Extract to read:
1 Corinthians 3
Pulpit Commentary
And I, brethren, could not speak unto you as unto spiritual, but as unto carnal, even as unto babes in Christ.
Verses 1-4. - The carnal conceit of the spiritually immature. Verse 1. - I... could not speak unto you as unto spiritual. Though softened by the word brethren, there was a crushing irony of reproof in these words: "You thought yourselves quite above the need of my simple teaching. You were looking down on me from the whole height of your inferiority. The elementary character of my doctrine was after all the necessary consequence of your own incapacity for anything more profound." As unto carnal. The true reading here is sarkinois, fleshen, not sarkikois, fleshly, or carnal; the later and severer word is perhaps first used in ver. 3. The word sarkinos (earneus), fleshen, implies earthliness and weakness and the absence of spirituality; but sarki-kos (carnalis) involves the dominance of the lower nature and antagonism to the spiritual. As mite babes in Christ. The word "babes" has a good and a bad sense. In its good sense it implies humility and teachableness, as in 1 Corinthians 14:20, "In malice be ye babes;" and in 1 Peter 2:2, "As newborn babes, desire the sincere milk of the Word;" and in Matthew 11:25. Here it is used in its bad sense of spiritual childishness.

Given exercise 1: In the rows below, duplicate the lines beginning at the line that contains "scatter-point bbox=[567, 547, 570, 550]" and ending after the line that contains "scatter-point bbox=[490, 525, 493, 527]", reproducing each one without alteration.
Given exercise 2: Continue the commentary on 1 Corinthians 3 from the point at which it stops.

(Region boundary data)
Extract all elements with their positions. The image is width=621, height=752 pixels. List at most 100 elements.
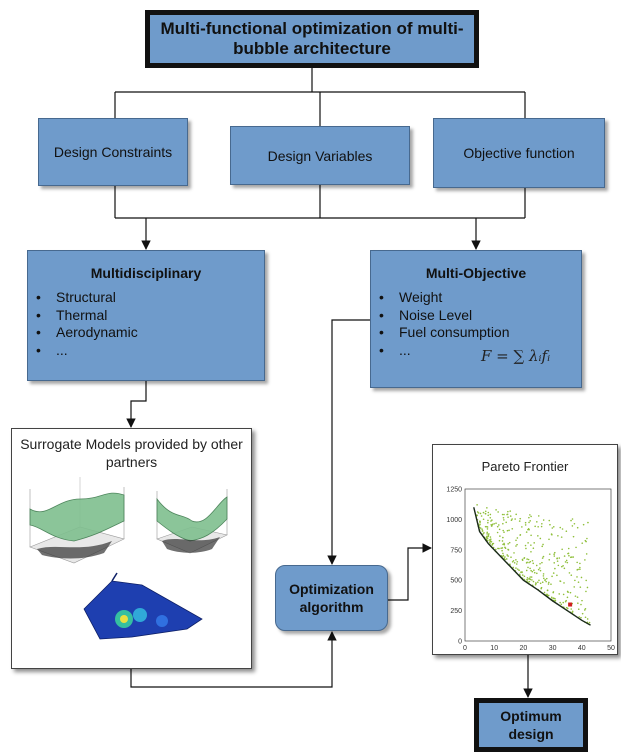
scatter-point bbox=[567, 547, 570, 550]
scatter-point bbox=[532, 547, 535, 550]
scatter-point bbox=[553, 553, 555, 555]
scatter-point bbox=[540, 587, 542, 590]
scatter-point bbox=[499, 535, 501, 537]
scatter-point bbox=[547, 583, 550, 585]
scatter-point bbox=[524, 524, 527, 526]
scatter-point bbox=[539, 582, 542, 585]
scatter-point bbox=[567, 552, 570, 555]
scatter-point bbox=[584, 539, 587, 542]
scatter-point bbox=[554, 567, 556, 570]
scatter-point bbox=[507, 516, 509, 518]
scatter-point bbox=[539, 569, 542, 572]
scatter-point bbox=[542, 543, 544, 546]
objective-formula: F = ∑ λᵢfᵢ bbox=[481, 347, 551, 365]
scatter-point bbox=[479, 512, 482, 515]
scatter-point bbox=[551, 527, 554, 529]
scatter-point bbox=[553, 551, 556, 554]
scatter-point bbox=[530, 569, 532, 572]
scatter-point bbox=[493, 522, 495, 525]
scatter-point bbox=[550, 583, 552, 585]
scatter-point bbox=[531, 559, 534, 562]
scatter-point bbox=[504, 546, 506, 549]
scatter-point bbox=[487, 521, 489, 524]
multidisciplinary-title: Multidisciplinary bbox=[90, 265, 202, 281]
design-variables-box: Design Variables bbox=[230, 126, 410, 185]
scatter-point bbox=[519, 517, 522, 520]
list-item: ... bbox=[36, 342, 138, 360]
y-tick-label: 500 bbox=[450, 578, 462, 585]
scatter-point bbox=[511, 561, 514, 563]
scatter-point bbox=[562, 601, 565, 604]
scatter-point bbox=[525, 569, 528, 572]
scatter-point bbox=[542, 573, 545, 575]
scatter-point bbox=[569, 591, 572, 594]
y-tick-label: 250 bbox=[450, 608, 462, 615]
scatter-point bbox=[537, 568, 540, 571]
scatter-point bbox=[508, 541, 511, 544]
scatter-point bbox=[502, 552, 504, 555]
scatter-point bbox=[537, 525, 539, 528]
scatter-point bbox=[552, 591, 555, 593]
surrogate-models-panel: Surrogate Models provided by other partn… bbox=[11, 428, 252, 669]
y-tick-label: 0 bbox=[458, 639, 462, 646]
scatter-point bbox=[503, 543, 506, 546]
x-tick-label: 50 bbox=[607, 645, 615, 652]
scatter-point bbox=[481, 530, 484, 532]
scatter-point bbox=[509, 510, 512, 512]
scatter-point bbox=[523, 557, 525, 560]
scatter-point bbox=[482, 518, 485, 521]
scatter-point bbox=[575, 546, 577, 549]
y-tick-label: 1250 bbox=[446, 487, 462, 494]
scatter-point bbox=[543, 591, 546, 594]
scatter-point bbox=[564, 561, 567, 563]
scatter-point bbox=[479, 523, 481, 526]
objective-function-label: Objective function bbox=[463, 145, 575, 161]
scatter-point bbox=[490, 525, 493, 527]
scatter-point bbox=[528, 521, 530, 524]
scatter-point bbox=[518, 573, 521, 576]
scatter-point bbox=[532, 562, 535, 565]
scatter-point bbox=[556, 560, 559, 562]
scatter-point bbox=[529, 520, 531, 522]
scatter-point bbox=[562, 593, 565, 596]
scatter-point bbox=[486, 531, 489, 534]
scatter-point bbox=[486, 533, 488, 535]
scatter-point bbox=[533, 571, 536, 574]
scatter-point bbox=[568, 572, 571, 574]
scatter-point bbox=[563, 567, 566, 570]
scatter-point bbox=[484, 512, 487, 515]
scatter-point bbox=[476, 504, 478, 506]
scatter-point bbox=[561, 528, 564, 530]
scatter-point bbox=[507, 510, 509, 513]
scatter-point bbox=[503, 557, 506, 560]
list-item: Aerodynamic bbox=[36, 324, 138, 342]
scatter-point bbox=[486, 525, 488, 528]
scatter-point bbox=[565, 599, 567, 602]
scatter-point bbox=[506, 554, 508, 556]
scatter-point bbox=[577, 602, 579, 604]
scatter-point bbox=[515, 559, 517, 561]
scatter-point bbox=[565, 559, 568, 562]
scatter-point bbox=[477, 512, 480, 514]
scatter-point bbox=[495, 522, 497, 525]
scatter-point bbox=[521, 571, 523, 574]
scatter-point bbox=[542, 519, 545, 521]
x-tick-label: 0 bbox=[463, 645, 467, 652]
scatter-point bbox=[502, 536, 504, 539]
scatter-point bbox=[507, 543, 509, 545]
scatter-point bbox=[525, 531, 528, 533]
scatter-point bbox=[576, 569, 579, 571]
scatter-point bbox=[521, 526, 523, 528]
scatter-point bbox=[515, 539, 517, 542]
scatter-point bbox=[528, 578, 530, 580]
scatter-point bbox=[502, 529, 504, 532]
scatter-point bbox=[548, 538, 550, 541]
scatter-point bbox=[571, 610, 574, 613]
scatter-point bbox=[506, 529, 509, 532]
scatter-point bbox=[576, 596, 579, 598]
scatter-point bbox=[498, 539, 501, 542]
scatter-point bbox=[537, 535, 539, 537]
scatter-point bbox=[501, 547, 504, 549]
scatter-point bbox=[514, 518, 516, 520]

Exercise result 1:
scatter-point bbox=[567, 547, 570, 550]
scatter-point bbox=[532, 547, 535, 550]
scatter-point bbox=[553, 553, 555, 555]
scatter-point bbox=[540, 587, 542, 590]
scatter-point bbox=[499, 535, 501, 537]
scatter-point bbox=[547, 583, 550, 585]
scatter-point bbox=[524, 524, 527, 526]
scatter-point bbox=[539, 582, 542, 585]
scatter-point bbox=[567, 552, 570, 555]
scatter-point bbox=[584, 539, 587, 542]
scatter-point bbox=[554, 567, 556, 570]
scatter-point bbox=[507, 516, 509, 518]
scatter-point bbox=[539, 569, 542, 572]
scatter-point bbox=[542, 543, 544, 546]
objective-formula: F = ∑ λᵢfᵢ bbox=[481, 347, 551, 365]
scatter-point bbox=[479, 512, 482, 515]
scatter-point bbox=[551, 527, 554, 529]
scatter-point bbox=[553, 551, 556, 554]
scatter-point bbox=[530, 569, 532, 572]
scatter-point bbox=[493, 522, 495, 525]
scatter-point bbox=[550, 583, 552, 585]
scatter-point bbox=[531, 559, 534, 562]
scatter-point bbox=[504, 546, 506, 549]
scatter-point bbox=[487, 521, 489, 524]
multidisciplinary-title: Multidisciplinary bbox=[90, 265, 202, 281]
design-variables-box: Design Variables bbox=[230, 126, 410, 185]
scatter-point bbox=[519, 517, 522, 520]
list-item: ... bbox=[36, 342, 138, 360]
y-tick-label: 500 bbox=[450, 578, 462, 585]
scatter-point bbox=[511, 561, 514, 563]
scatter-point bbox=[562, 601, 565, 604]
scatter-point bbox=[525, 569, 528, 572]
scatter-point bbox=[542, 573, 545, 575]
scatter-point bbox=[569, 591, 572, 594]
y-tick-label: 250 bbox=[450, 608, 462, 615]
scatter-point bbox=[537, 568, 540, 571]
scatter-point bbox=[508, 541, 511, 544]
scatter-point bbox=[502, 552, 504, 555]
scatter-point bbox=[537, 525, 539, 528]
scatter-point bbox=[552, 591, 555, 593]
surrogate-models-panel: Surrogate Models provided by other partn… bbox=[11, 428, 252, 669]
y-tick-label: 0 bbox=[458, 639, 462, 646]
scatter-point bbox=[503, 543, 506, 546]
x-tick-label: 50 bbox=[607, 645, 615, 652]
scatter-point bbox=[481, 530, 484, 532]
scatter-point bbox=[509, 510, 512, 512]
scatter-point bbox=[523, 557, 525, 560]
scatter-point bbox=[482, 518, 485, 521]
scatter-point bbox=[575, 546, 577, 549]
y-tick-label: 1250 bbox=[446, 487, 462, 494]
scatter-point bbox=[543, 591, 546, 594]
scatter-point bbox=[564, 561, 567, 563]
scatter-point bbox=[479, 523, 481, 526]
objective-function-label: Objective function bbox=[463, 145, 575, 161]
scatter-point bbox=[490, 525, 493, 527]

Exercise result 2:
I have fed you with milk, and not with meat: for hitherto ye were not able to bear it, neither yet now are ye able.
Verse 2. - I fed you with milk. The metaphor is expanded in Hebrews 5:13, "Every one that partaketh of milk is without experience of the Word of righteousness; for he is a babe." The same metaphor is found in Philo; and the young pupils of the rabbis were called "sucklings" (תינוקות) and "little ones" (camp. Matthew 10:42). Not with meat; not with solid food, which is for full grown or spiritually perfect men (Hebrews 5:14). For hitherto; rather, for ye were not yet - when I preached to you - able to bear it. The same phrase is used by our Lord in John 16:12, "I have many things to say unto you, but ye cannot bear them now;" and he taught them in parables, "as they were able to bear it" (Mark 4:33). Not even now are ye able. Though you imagine that you have advanced so far beyond my simpler teaching.
For ye are yet carnal: for whereas there is among you envying, and strife, and divisions, are ye not carnal, and walk as men?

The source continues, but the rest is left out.